Given problem
Return all lines with the word "Agency" in them.

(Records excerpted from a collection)
[start]

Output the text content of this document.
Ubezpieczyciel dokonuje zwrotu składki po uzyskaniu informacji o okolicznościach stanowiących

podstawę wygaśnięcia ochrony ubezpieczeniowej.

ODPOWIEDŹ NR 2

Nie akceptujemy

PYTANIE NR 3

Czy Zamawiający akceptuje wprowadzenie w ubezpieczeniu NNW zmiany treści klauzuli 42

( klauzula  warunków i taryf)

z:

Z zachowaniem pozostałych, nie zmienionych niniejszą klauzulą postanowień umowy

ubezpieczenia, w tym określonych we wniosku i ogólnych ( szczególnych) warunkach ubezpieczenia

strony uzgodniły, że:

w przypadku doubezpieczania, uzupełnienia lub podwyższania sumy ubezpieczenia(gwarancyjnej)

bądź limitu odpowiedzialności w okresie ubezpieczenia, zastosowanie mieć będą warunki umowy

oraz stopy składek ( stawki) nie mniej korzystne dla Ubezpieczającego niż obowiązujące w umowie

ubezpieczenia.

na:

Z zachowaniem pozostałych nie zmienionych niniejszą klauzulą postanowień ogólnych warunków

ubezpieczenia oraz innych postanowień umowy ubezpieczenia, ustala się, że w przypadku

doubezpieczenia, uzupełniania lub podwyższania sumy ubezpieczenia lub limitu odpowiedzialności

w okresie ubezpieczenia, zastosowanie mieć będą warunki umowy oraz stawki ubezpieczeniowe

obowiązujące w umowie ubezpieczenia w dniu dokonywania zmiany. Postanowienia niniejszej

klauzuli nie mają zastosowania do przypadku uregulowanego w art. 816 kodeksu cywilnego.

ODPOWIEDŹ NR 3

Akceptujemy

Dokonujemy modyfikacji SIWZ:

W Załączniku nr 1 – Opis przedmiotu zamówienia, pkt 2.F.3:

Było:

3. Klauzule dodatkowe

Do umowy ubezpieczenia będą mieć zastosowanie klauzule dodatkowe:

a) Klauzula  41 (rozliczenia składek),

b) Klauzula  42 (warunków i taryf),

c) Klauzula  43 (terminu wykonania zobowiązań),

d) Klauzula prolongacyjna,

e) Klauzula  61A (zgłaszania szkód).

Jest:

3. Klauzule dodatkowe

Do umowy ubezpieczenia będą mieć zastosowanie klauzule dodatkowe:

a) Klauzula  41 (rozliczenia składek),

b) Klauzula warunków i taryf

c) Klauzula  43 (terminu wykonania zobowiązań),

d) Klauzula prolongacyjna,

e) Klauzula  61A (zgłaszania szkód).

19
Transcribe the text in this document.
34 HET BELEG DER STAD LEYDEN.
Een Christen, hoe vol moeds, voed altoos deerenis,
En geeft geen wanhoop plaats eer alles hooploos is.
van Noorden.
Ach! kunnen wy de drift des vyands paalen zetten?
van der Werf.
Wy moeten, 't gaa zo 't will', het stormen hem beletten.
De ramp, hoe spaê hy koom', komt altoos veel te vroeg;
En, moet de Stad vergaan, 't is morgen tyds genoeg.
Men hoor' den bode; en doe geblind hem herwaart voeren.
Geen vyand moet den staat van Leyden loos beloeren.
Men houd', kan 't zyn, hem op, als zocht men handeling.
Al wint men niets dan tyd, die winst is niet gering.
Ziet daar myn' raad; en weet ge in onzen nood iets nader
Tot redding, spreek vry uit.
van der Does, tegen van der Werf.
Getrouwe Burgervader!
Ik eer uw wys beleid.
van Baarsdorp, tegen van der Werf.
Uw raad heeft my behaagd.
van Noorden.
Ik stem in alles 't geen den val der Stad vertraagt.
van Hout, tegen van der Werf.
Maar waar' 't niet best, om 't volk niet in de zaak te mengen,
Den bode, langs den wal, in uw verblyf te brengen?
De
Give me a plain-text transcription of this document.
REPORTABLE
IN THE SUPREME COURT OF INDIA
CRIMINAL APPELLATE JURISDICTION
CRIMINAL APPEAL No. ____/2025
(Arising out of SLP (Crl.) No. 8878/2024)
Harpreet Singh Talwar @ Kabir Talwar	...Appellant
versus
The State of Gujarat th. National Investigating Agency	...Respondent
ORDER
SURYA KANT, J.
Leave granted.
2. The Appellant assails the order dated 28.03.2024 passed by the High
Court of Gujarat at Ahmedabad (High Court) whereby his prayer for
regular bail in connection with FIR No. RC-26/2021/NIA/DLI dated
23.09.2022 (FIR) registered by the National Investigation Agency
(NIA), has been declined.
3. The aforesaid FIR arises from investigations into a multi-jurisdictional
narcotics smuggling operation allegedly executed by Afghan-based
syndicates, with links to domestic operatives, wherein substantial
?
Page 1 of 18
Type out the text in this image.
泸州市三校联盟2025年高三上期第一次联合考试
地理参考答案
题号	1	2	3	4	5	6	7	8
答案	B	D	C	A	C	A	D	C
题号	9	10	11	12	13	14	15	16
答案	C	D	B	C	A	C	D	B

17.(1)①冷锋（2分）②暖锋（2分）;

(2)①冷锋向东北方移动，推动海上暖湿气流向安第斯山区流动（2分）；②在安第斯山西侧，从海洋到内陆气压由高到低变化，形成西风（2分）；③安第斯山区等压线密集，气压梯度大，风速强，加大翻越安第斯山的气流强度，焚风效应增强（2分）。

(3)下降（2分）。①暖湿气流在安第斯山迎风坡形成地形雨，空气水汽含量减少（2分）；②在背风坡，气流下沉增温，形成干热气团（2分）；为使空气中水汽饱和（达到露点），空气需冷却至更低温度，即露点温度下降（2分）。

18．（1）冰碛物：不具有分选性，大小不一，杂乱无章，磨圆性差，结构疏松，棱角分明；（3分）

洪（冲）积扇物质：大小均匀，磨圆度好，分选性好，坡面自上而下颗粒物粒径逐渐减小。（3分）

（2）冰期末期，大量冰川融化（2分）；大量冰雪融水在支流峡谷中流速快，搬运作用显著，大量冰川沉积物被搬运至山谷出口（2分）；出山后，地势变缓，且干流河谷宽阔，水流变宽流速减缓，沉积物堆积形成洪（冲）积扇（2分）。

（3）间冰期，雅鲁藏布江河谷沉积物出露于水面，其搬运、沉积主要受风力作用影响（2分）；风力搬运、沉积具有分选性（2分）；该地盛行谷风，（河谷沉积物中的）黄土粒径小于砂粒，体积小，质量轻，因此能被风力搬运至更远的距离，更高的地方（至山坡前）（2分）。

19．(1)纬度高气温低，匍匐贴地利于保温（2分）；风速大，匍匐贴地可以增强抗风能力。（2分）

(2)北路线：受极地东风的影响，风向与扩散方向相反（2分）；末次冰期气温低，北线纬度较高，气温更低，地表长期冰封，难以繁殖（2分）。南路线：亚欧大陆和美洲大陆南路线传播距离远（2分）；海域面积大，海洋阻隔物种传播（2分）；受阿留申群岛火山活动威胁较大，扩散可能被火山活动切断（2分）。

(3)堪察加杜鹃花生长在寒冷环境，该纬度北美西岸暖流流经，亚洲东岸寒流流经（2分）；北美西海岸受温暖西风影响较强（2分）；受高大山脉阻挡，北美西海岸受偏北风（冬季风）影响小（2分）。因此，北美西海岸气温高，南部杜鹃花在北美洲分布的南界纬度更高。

[end]

Result of the task
The State of Gujarat th. National Investigating Agency	...Respondent
23.09.2022 (FIR) registered by the National Investigation Agency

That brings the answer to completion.